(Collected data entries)
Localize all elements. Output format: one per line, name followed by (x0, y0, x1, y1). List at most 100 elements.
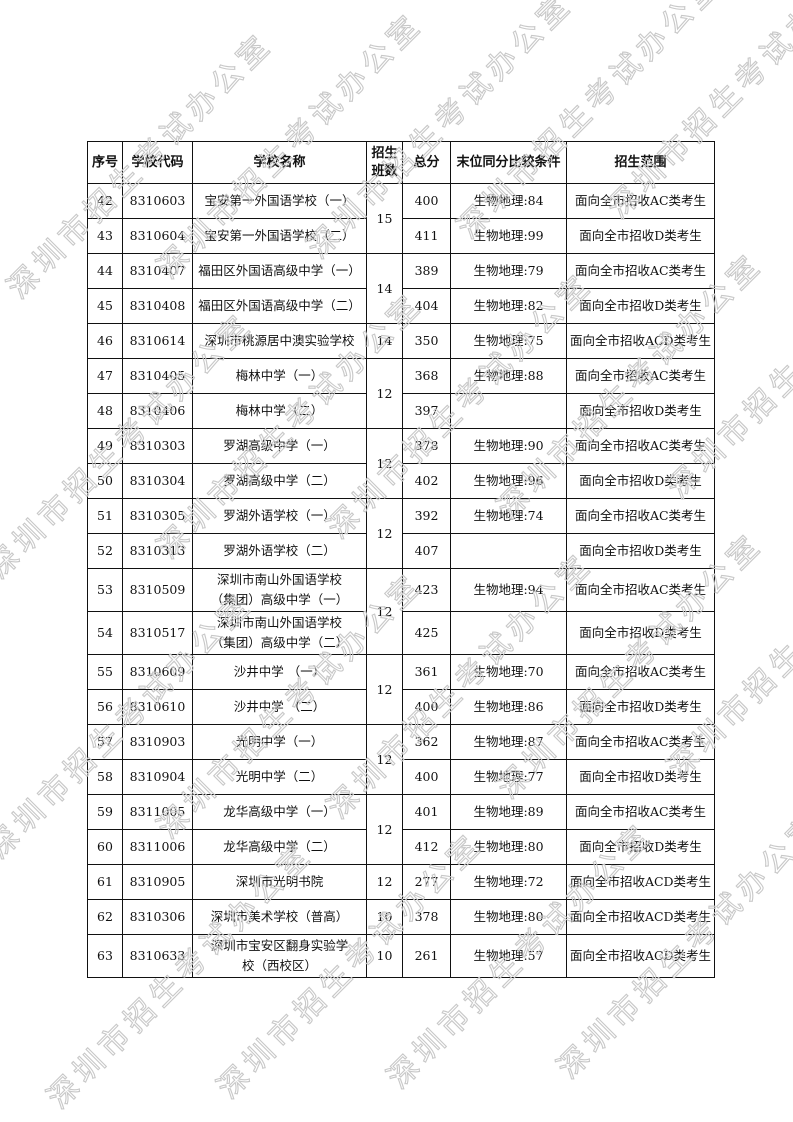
table-row: 61 8310905 深圳市光明书院 12 277 生物地理:72 面向全市招收ACD类考生 (87, 864, 715, 900)
school-name: 福田区外国语高级中学（二） (192, 288, 367, 324)
school-name: 龙华高级中学（二） (192, 829, 367, 865)
tiebreak-condition: 生物地理:86 (450, 689, 567, 725)
class-count: 12 (366, 794, 403, 865)
school-name: 深圳市桃源居中澳实验学校 (192, 323, 367, 359)
header-score: 总分 (402, 141, 451, 184)
school-code: 8311005 (122, 794, 193, 830)
header-scope: 招生范围 (566, 141, 715, 184)
admission-scope: 面向全市招收AC类考生 (566, 253, 715, 289)
total-score: 350 (402, 323, 451, 359)
admission-scope: 面向全市招收D类考生 (566, 611, 715, 655)
header-tiebreak: 末位同分比较条件 (450, 141, 567, 184)
row-number: 43 (87, 218, 123, 254)
row-number: 57 (87, 724, 123, 760)
school-name: 宝安第一外国语学校（一） (192, 183, 367, 219)
school-code: 8310904 (122, 759, 193, 795)
school-code: 8310517 (122, 611, 193, 655)
tiebreak-condition: 生物地理:96 (450, 463, 567, 499)
school-name: 龙华高级中学（一） (192, 794, 367, 830)
admission-scope: 面向全市招收AC类考生 (566, 568, 715, 612)
school-code: 8310905 (122, 864, 193, 900)
total-score: 389 (402, 253, 451, 289)
total-score: 404 (402, 288, 451, 324)
tiebreak-condition (450, 393, 567, 429)
total-score: 400 (402, 183, 451, 219)
table-row: 52 8310313 罗湖外语学校（二） 407 面向全市招收D类考生 (87, 533, 715, 569)
table-header-row: 序号 学校代码 学校名称 招生班数 总分 末位同分比较条件 招生范围 (87, 141, 715, 184)
school-code: 8310304 (122, 463, 193, 499)
admission-scope: 面向全市招收D类考生 (566, 218, 715, 254)
table-row: 45 8310408 福田区外国语高级中学（二） 404 生物地理:82 面向全市招收D类… (87, 288, 715, 324)
class-count: 12 (366, 568, 403, 655)
header-no: 序号 (87, 141, 123, 184)
admission-scope: 面向全市招收D类考生 (566, 689, 715, 725)
admission-scope: 面向全市招收D类考生 (566, 463, 715, 499)
school-name: 宝安第一外国语学校（二） (192, 218, 367, 254)
admission-scope: 面向全市招收D类考生 (566, 759, 715, 795)
table-row: 60 8311006 龙华高级中学（二） 412 生物地理:80 面向全市招收D类考生 (87, 829, 715, 865)
admission-table: 序号 学校代码 学校名称 招生班数 总分 末位同分比较条件 招生范围 42 831… (87, 141, 715, 978)
total-score: 400 (402, 759, 451, 795)
row-number: 55 (87, 654, 123, 690)
school-name: 罗湖高级中学（一） (192, 428, 367, 464)
admission-scope: 面向全市招收ACD类考生 (566, 864, 715, 900)
table-row: 53 8310509 深圳市南山外国语学校（集团）高级中学（一） 12 423 生物地理:… (87, 568, 715, 655)
total-score: 368 (402, 358, 451, 394)
row-number: 53 (87, 568, 123, 612)
class-count: 15 (366, 183, 403, 254)
row-number: 59 (87, 794, 123, 830)
tiebreak-condition (450, 533, 567, 569)
class-count: 12 (366, 428, 403, 499)
total-score: 261 (402, 934, 451, 978)
school-name: 梅林中学（一） (192, 358, 367, 394)
tiebreak-condition: 生物地理:82 (450, 288, 567, 324)
tiebreak-condition: 生物地理:89 (450, 794, 567, 830)
row-number: 54 (87, 611, 123, 655)
admission-scope: 面向全市招收ACD类考生 (566, 934, 715, 978)
school-code: 8310405 (122, 358, 193, 394)
school-code: 8310604 (122, 218, 193, 254)
tiebreak-condition: 生物地理:72 (450, 864, 567, 900)
total-score: 402 (402, 463, 451, 499)
school-code: 8311006 (122, 829, 193, 865)
school-name: 深圳市南山外国语学校（集团）高级中学（二） (192, 611, 367, 655)
table-row: 63 8310633 深圳市宝安区翻身实验学校（西校区） 10 261 生物地理:57 面向… (87, 934, 715, 978)
school-code: 8310313 (122, 533, 193, 569)
row-number: 45 (87, 288, 123, 324)
total-score: 361 (402, 654, 451, 690)
school-name: 沙井中学 （二） (192, 689, 367, 725)
row-number: 46 (87, 323, 123, 359)
row-number: 58 (87, 759, 123, 795)
school-code: 8310614 (122, 323, 193, 359)
class-count: 12 (366, 864, 403, 900)
admission-scope: 面向全市招收AC类考生 (566, 794, 715, 830)
total-score: 397 (402, 393, 451, 429)
tiebreak-condition: 生物地理:87 (450, 724, 567, 760)
school-name: 罗湖高级中学（二） (192, 463, 367, 499)
school-code: 8310407 (122, 253, 193, 289)
table-row: 59 8311005 龙华高级中学（一） 12 401 生物地理:89 面向全市招收AC类考… (87, 794, 715, 865)
class-count: 14 (366, 323, 403, 359)
tiebreak-condition: 生物地理:80 (450, 829, 567, 865)
table-row: 47 8310405 梅林中学（一） 12 368 生物地理:88 面向全市招收AC类考生 (87, 358, 715, 429)
row-number: 52 (87, 533, 123, 569)
admission-scope: 面向全市招收AC类考生 (566, 428, 715, 464)
tiebreak-condition: 生物地理:75 (450, 323, 567, 359)
total-score: 392 (402, 498, 451, 534)
table-row: 62 8310306 深圳市美术学校（普高） 10 378 生物地理:80 面向全市招收AC… (87, 899, 715, 935)
school-code: 8310406 (122, 393, 193, 429)
admission-scope: 面向全市招收ACD类考生 (566, 323, 715, 359)
school-name: 罗湖外语学校（二） (192, 533, 367, 569)
table-row: 50 8310304 罗湖高级中学（二） 402 生物地理:96 面向全市招收D类考生 (87, 463, 715, 499)
class-count: 12 (366, 724, 403, 795)
header-class-count: 招生班数 (366, 141, 403, 184)
table-row: 55 8310609 沙井中学 （一） 12 361 生物地理:70 面向全市招收AC类考生 (87, 654, 715, 725)
school-name: 深圳市光明书院 (192, 864, 367, 900)
class-count: 10 (366, 934, 403, 978)
tiebreak-condition: 生物地理:84 (450, 183, 567, 219)
school-code: 8310609 (122, 654, 193, 690)
row-number: 44 (87, 253, 123, 289)
total-score: 425 (402, 611, 451, 655)
row-number: 62 (87, 899, 123, 935)
school-code: 8310633 (122, 934, 193, 978)
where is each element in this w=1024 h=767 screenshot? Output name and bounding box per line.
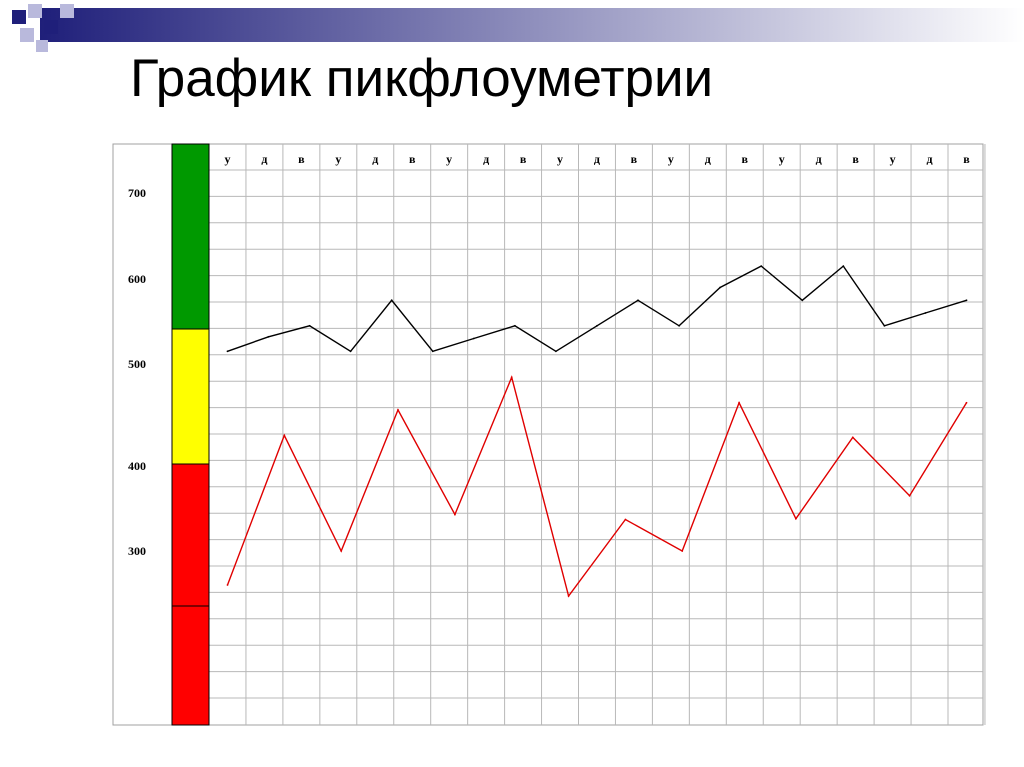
series-line (227, 265, 967, 353)
zone-red (171, 463, 210, 726)
series-point (760, 265, 763, 267)
x-category-label: у (779, 152, 785, 166)
series-line (226, 375, 968, 598)
x-category-label: у (557, 152, 563, 166)
series-point (678, 324, 680, 327)
y-tick-label: 300 (128, 544, 146, 558)
y-tick-label: 700 (128, 186, 146, 200)
series-point (510, 376, 513, 379)
series-point (965, 299, 968, 302)
series-point (472, 337, 475, 340)
series-point (514, 324, 516, 327)
series-point (681, 550, 684, 552)
x-category-label: д (483, 152, 489, 166)
zone-green (171, 143, 210, 330)
series-point (267, 335, 270, 338)
series-layer (226, 265, 968, 598)
x-category-label: в (520, 152, 527, 166)
series-point (567, 595, 570, 597)
x-category-label: д (372, 152, 378, 166)
x-category-label: в (631, 152, 638, 166)
series-point (397, 409, 399, 411)
series-point (851, 436, 854, 439)
series-point (596, 324, 598, 327)
x-category-label: в (298, 152, 305, 166)
series-1 (226, 375, 968, 598)
title-decoration (12, 4, 1024, 52)
deco-square-light-4 (36, 40, 48, 52)
series-point (908, 494, 911, 497)
grid-layer (112, 143, 986, 726)
series-point (719, 286, 721, 289)
series-point (454, 513, 456, 516)
series-point (226, 584, 229, 586)
y-tick-label: 400 (128, 459, 146, 473)
x-category-label: в (409, 152, 416, 166)
y-tick-label: 500 (128, 357, 146, 371)
series-point (340, 550, 343, 552)
series-point (390, 299, 393, 302)
x-category-label: у (668, 152, 674, 166)
title-gradient-bar (40, 8, 1024, 42)
series-point (226, 350, 229, 353)
deco-square-navy-1 (12, 10, 26, 24)
zone-yellow (171, 328, 210, 465)
x-category-label: у (335, 152, 341, 166)
slide-title: График пикфлоуметрии (130, 49, 714, 108)
series-point (801, 299, 804, 302)
x-category-label: д (261, 152, 267, 166)
series-point (965, 401, 968, 404)
series-point (842, 265, 845, 267)
x-category-label: д (926, 152, 932, 166)
deco-square-light-3 (60, 4, 74, 18)
deco-square-light-1 (28, 4, 42, 18)
series-point (624, 518, 627, 521)
series-point (308, 324, 311, 327)
series-point (637, 299, 639, 302)
series-0 (226, 265, 968, 353)
series-point (795, 517, 797, 520)
x-category-label: в (742, 152, 749, 166)
series-point (431, 350, 434, 353)
series-point (349, 350, 352, 353)
x-category-label: д (816, 152, 822, 166)
series-point (555, 350, 557, 353)
x-category-label: у (446, 152, 452, 166)
series-point (283, 434, 286, 437)
x-category-label: в (963, 152, 970, 166)
label-layer: 300 400 500 600 700 у д в у д в у д в у д в у д в у д в у д в (128, 152, 970, 558)
x-category-label: у (890, 152, 896, 166)
series-point (924, 312, 927, 314)
x-category-label: в (852, 152, 859, 166)
x-category-label: д (594, 152, 600, 166)
zone-layer (171, 143, 210, 726)
deco-square-light-2 (20, 28, 34, 42)
series-point (738, 401, 740, 404)
x-category-label: у (224, 152, 230, 166)
deco-square-navy-2 (44, 20, 58, 34)
y-tick-label: 600 (128, 272, 146, 286)
series-point (883, 324, 886, 327)
x-category-label: д (705, 152, 711, 166)
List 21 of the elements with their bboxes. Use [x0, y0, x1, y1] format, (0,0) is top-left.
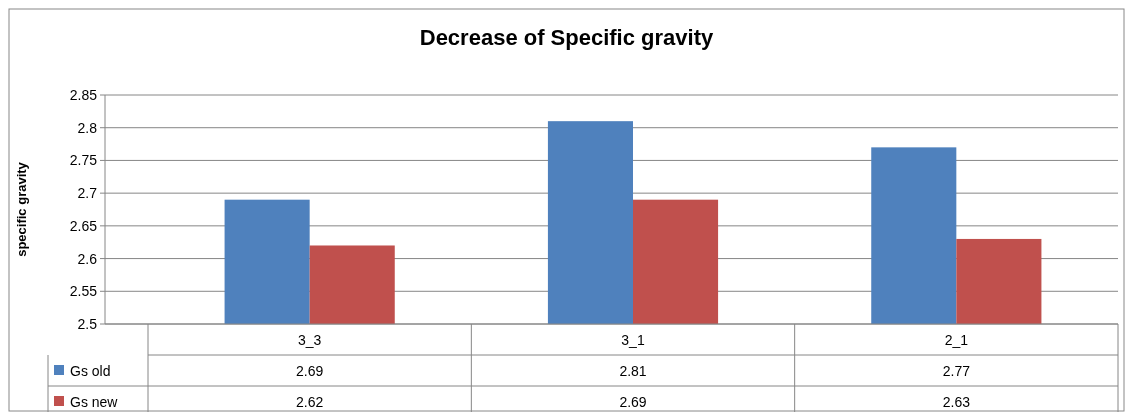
- y-axis-title: specific gravity: [14, 161, 29, 257]
- y-tick-label: 2.6: [77, 250, 98, 267]
- legend-label: Gs new: [70, 394, 119, 410]
- y-tick-label: 2.75: [69, 152, 98, 169]
- chart-title: Decrease of Specific gravity: [419, 25, 714, 50]
- x-tick-label: 3_1: [621, 332, 645, 348]
- data-label: 2.69: [619, 394, 647, 410]
- data-label: 2.77: [942, 363, 971, 379]
- x-tick-label: 3_3: [297, 332, 322, 348]
- data-label: 2.63: [942, 394, 971, 410]
- y-tick-label: 2.85: [69, 87, 98, 103]
- y-tick-label: 2.7: [77, 185, 98, 202]
- data-label: 2.62: [296, 394, 324, 410]
- data-label: 2.69: [296, 363, 324, 379]
- legend-label: Gs old: [70, 363, 111, 379]
- x-tick-label: 2_1: [944, 332, 969, 348]
- y-tick-label: 2.8: [77, 119, 98, 136]
- y-tick-label: 2.65: [69, 217, 98, 234]
- data-label: 2.81: [619, 363, 647, 379]
- y-tick-label: 2.5: [77, 316, 98, 332]
- y-tick-label: 2.55: [69, 283, 98, 300]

**Direction**
Print the lines of the material starting at the line containing "series-line (227, 265, 967, 353)" and ending at the line containing "series-point (390, 299, 393, 302)", both included, with no change to them.

**Task output**
series-line (227, 265, 967, 353)
zone-red (171, 463, 210, 726)
series-point (760, 265, 763, 267)
x-category-label: у (779, 152, 785, 166)
series-line (226, 375, 968, 598)
x-category-label: у (557, 152, 563, 166)
series-point (678, 324, 680, 327)
y-tick-label: 300 (128, 544, 146, 558)
y-tick-label: 700 (128, 186, 146, 200)
series-point (510, 376, 513, 379)
series-point (965, 299, 968, 302)
series-point (472, 337, 475, 340)
series-point (514, 324, 516, 327)
series-point (681, 550, 684, 552)
x-category-label: д (483, 152, 489, 166)
zone-green (171, 143, 210, 330)
series-point (267, 335, 270, 338)
series-layer (226, 265, 968, 598)
x-category-label: в (520, 152, 527, 166)
series-point (567, 595, 570, 597)
x-category-label: д (372, 152, 378, 166)
x-category-label: в (631, 152, 638, 166)
series-point (397, 409, 399, 411)
series-point (851, 436, 854, 439)
series-point (596, 324, 598, 327)
x-category-label: в (298, 152, 305, 166)
series-1 (226, 375, 968, 598)
title-decoration (12, 4, 1024, 52)
deco-square-light-4 (36, 40, 48, 52)
series-point (908, 494, 911, 497)
grid-layer (112, 143, 986, 726)
series-point (719, 286, 721, 289)
series-point (454, 513, 456, 516)
series-point (226, 584, 229, 586)
y-tick-label: 400 (128, 459, 146, 473)
x-category-label: в (409, 152, 416, 166)
y-tick-label: 500 (128, 357, 146, 371)
series-point (340, 550, 343, 552)
series-point (390, 299, 393, 302)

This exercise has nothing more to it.